Directions for this task -
Extract the listing in its entirety, keeping each line identical to the original.

Dataset rows about figures -
....................

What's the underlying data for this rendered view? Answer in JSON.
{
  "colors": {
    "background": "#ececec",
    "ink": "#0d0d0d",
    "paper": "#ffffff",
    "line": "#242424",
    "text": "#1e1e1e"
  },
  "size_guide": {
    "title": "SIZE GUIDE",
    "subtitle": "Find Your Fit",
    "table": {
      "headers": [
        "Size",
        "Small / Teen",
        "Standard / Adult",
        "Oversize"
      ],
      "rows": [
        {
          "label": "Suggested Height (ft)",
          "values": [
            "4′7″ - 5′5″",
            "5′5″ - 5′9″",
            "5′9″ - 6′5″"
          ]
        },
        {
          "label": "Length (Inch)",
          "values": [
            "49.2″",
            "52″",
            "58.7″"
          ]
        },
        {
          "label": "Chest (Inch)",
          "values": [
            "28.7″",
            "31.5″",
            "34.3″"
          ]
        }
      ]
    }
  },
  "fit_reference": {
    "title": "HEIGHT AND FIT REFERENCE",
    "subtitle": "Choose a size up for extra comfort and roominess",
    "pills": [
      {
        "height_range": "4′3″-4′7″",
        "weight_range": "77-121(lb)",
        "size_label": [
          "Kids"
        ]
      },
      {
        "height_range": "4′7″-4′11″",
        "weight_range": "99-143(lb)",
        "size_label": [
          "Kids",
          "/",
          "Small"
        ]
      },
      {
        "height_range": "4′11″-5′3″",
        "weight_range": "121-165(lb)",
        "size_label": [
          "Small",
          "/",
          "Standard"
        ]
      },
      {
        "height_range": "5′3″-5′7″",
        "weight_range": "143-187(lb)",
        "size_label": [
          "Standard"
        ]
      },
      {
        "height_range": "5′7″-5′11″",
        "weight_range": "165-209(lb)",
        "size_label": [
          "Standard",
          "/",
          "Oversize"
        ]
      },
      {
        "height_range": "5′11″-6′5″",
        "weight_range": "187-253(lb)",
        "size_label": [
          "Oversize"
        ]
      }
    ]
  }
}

....................

Exercise answer -
What's the underlying data for this rendered view? Answer in JSON.
{
  "colors": {
    "background": "#ececec",
    "ink": "#0d0d0d",
    "paper": "#ffffff",
    "line": "#242424",
    "text": "#1e1e1e"
  },
  "size_guide": {
    "title": "SIZE GUIDE",
    "subtitle": "Find Your Fit",
    "table": {
      "headers": [
        "Size",
        "Small / Teen",
        "Standard / Adult",
        "Oversize"
      ],
      "rows": [
        {
          "label": "Suggested Height (ft)",
          "values": [
            "4′7″ - 5′5″",
            "5′5″ - 5′9″",
            "5′9″ - 6′5″"
          ]
        },
        {
          "label": "Length (Inch)",
          "values": [
            "49.2″",
            "52″",
            "58.7″"
          ]
        },
        {
          "label": "Chest (Inch)",
          "values": [
            "28.7″",
            "31.5″",
            "34.3″"
          ]
        }
      ]
    }
  },
  "fit_reference": {
    "title": "HEIGHT AND FIT REFERENCE",
    "subtitle": "Choose a size up for extra comfort and roominess",
    "pills": [
      {
        "height_range": "4′3″-4′7″",
        "weight_range": "77-121(lb)",
        "size_label": [
          "Kids"
        ]
      },
      {
        "height_range": "4′7″-4′11″",
        "weight_range": "99-143(lb)",
        "size_label": [
          "Kids",
          "/",
          "Small"
        ]
      },
      {
        "height_range": "4′11″-5′3″",
        "weight_range": "121-165(lb)",
        "size_label": [
          "Small",
          "/",
          "Standard"
        ]
      },
      {
        "height_range": "5′3″-5′7″",
        "weight_range": "143-187(lb)",
        "size_label": [
          "Standard"
        ]
      },
      {
        "height_range": "5′7″-5′11″",
        "weight_range": "165-209(lb)",
        "size_label": [
          "Standard",
          "/",
          "Oversize"
        ]
      },
      {
        "height_range": "5′11″-6′5″",
        "weight_range": "187-253(lb)",
        "size_label": [
          "Oversize"
        ]
      }
    ]
  }
}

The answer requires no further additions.